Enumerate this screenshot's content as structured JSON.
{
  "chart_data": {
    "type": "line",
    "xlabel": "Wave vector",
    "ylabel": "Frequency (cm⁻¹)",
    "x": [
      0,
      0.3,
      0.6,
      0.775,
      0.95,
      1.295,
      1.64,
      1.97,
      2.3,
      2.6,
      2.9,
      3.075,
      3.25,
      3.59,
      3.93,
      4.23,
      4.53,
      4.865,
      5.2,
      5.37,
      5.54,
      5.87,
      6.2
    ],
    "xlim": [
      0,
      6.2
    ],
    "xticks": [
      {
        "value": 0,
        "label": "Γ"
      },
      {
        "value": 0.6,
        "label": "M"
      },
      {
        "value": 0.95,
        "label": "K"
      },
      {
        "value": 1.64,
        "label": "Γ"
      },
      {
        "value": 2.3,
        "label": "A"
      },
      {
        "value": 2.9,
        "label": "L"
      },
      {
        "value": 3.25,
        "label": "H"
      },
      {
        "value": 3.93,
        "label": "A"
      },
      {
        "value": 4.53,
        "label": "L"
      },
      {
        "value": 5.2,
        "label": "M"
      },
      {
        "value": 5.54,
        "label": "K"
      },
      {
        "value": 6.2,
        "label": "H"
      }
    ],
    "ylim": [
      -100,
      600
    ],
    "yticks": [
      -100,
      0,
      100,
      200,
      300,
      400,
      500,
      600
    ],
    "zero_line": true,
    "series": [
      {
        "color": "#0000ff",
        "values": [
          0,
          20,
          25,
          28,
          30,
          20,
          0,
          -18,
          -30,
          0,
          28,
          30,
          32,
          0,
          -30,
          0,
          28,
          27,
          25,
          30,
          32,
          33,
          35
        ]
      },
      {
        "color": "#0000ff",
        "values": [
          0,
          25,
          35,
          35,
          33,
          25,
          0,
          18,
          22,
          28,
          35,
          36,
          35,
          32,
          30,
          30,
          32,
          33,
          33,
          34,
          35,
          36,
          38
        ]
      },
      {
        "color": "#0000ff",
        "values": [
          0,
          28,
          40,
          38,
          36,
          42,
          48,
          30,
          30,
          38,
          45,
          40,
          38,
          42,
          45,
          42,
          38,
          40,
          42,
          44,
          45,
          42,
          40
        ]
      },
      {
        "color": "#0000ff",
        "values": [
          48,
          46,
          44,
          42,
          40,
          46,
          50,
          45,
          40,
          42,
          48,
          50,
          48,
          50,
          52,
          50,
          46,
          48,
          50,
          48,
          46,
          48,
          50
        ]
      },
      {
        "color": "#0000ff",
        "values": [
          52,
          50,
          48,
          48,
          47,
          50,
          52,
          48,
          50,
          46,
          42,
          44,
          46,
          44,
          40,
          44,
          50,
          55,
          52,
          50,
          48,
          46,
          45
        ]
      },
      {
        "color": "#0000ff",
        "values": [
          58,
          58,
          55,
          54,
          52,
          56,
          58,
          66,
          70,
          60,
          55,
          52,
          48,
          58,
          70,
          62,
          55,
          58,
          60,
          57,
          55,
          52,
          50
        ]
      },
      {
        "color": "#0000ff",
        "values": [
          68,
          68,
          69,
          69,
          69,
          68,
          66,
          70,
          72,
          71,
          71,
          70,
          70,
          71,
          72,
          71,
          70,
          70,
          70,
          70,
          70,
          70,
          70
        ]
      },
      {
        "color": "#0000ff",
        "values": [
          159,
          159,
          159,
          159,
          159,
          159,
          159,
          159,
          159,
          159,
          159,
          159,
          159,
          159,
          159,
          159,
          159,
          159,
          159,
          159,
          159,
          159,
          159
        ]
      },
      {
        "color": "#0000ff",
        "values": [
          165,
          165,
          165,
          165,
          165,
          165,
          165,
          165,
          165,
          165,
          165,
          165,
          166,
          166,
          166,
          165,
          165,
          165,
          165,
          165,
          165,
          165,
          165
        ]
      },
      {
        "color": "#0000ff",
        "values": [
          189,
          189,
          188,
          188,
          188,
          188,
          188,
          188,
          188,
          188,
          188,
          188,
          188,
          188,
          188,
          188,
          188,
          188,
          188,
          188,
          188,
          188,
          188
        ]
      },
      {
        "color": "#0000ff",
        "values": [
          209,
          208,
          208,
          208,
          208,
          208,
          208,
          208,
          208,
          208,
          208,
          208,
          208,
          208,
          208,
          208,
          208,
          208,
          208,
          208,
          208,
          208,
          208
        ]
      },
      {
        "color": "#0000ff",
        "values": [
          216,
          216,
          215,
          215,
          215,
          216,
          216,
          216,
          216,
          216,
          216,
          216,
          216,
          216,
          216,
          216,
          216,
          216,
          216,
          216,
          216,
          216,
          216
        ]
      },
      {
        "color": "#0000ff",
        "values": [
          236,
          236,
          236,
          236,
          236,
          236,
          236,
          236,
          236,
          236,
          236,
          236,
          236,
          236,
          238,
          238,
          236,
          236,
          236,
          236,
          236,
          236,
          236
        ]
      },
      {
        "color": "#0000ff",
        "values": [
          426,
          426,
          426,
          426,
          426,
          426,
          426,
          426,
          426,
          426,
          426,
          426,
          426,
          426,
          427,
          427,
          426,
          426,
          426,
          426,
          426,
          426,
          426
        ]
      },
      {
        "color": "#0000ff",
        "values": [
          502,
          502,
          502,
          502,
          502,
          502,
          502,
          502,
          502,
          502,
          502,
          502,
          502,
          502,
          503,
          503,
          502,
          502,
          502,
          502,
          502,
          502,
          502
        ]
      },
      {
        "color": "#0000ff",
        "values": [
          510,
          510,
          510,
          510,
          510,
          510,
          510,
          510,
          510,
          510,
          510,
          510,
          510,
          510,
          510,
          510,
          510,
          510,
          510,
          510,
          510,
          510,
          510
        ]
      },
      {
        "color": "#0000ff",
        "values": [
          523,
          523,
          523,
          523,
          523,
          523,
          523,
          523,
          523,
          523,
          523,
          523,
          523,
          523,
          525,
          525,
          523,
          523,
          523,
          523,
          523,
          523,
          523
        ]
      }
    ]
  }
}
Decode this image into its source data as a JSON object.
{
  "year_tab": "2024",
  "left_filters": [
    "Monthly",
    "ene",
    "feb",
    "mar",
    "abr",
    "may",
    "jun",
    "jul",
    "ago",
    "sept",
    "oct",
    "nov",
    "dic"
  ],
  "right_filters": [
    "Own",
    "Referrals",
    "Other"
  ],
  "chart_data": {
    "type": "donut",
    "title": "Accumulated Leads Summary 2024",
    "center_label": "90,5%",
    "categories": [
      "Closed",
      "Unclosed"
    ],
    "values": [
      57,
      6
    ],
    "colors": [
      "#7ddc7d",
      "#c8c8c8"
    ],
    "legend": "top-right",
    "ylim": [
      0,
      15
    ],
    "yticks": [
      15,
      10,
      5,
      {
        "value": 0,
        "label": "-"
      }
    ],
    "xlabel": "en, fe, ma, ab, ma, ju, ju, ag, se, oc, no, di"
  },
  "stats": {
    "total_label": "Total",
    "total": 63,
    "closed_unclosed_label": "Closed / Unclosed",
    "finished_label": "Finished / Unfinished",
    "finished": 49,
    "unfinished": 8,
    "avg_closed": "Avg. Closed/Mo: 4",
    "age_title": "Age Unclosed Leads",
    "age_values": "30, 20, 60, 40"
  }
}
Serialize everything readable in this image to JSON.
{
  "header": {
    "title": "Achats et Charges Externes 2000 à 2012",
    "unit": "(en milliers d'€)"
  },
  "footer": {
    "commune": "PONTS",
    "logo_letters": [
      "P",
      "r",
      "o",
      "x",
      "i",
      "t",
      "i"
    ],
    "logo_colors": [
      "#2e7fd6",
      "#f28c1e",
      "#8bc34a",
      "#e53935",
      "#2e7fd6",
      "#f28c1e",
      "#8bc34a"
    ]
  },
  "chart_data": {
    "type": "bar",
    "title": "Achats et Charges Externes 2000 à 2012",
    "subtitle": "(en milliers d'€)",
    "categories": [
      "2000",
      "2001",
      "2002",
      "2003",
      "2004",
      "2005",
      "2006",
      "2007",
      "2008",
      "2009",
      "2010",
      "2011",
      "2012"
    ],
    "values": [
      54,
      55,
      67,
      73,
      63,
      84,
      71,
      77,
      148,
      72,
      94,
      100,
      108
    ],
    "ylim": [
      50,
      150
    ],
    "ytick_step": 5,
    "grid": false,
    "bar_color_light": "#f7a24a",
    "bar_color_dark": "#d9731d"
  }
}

______

Copy each line of the data above that holds "Leads".

    "title": "Accumulated Leads Summary 2024",
    "age_title": "Age Unclosed Leads",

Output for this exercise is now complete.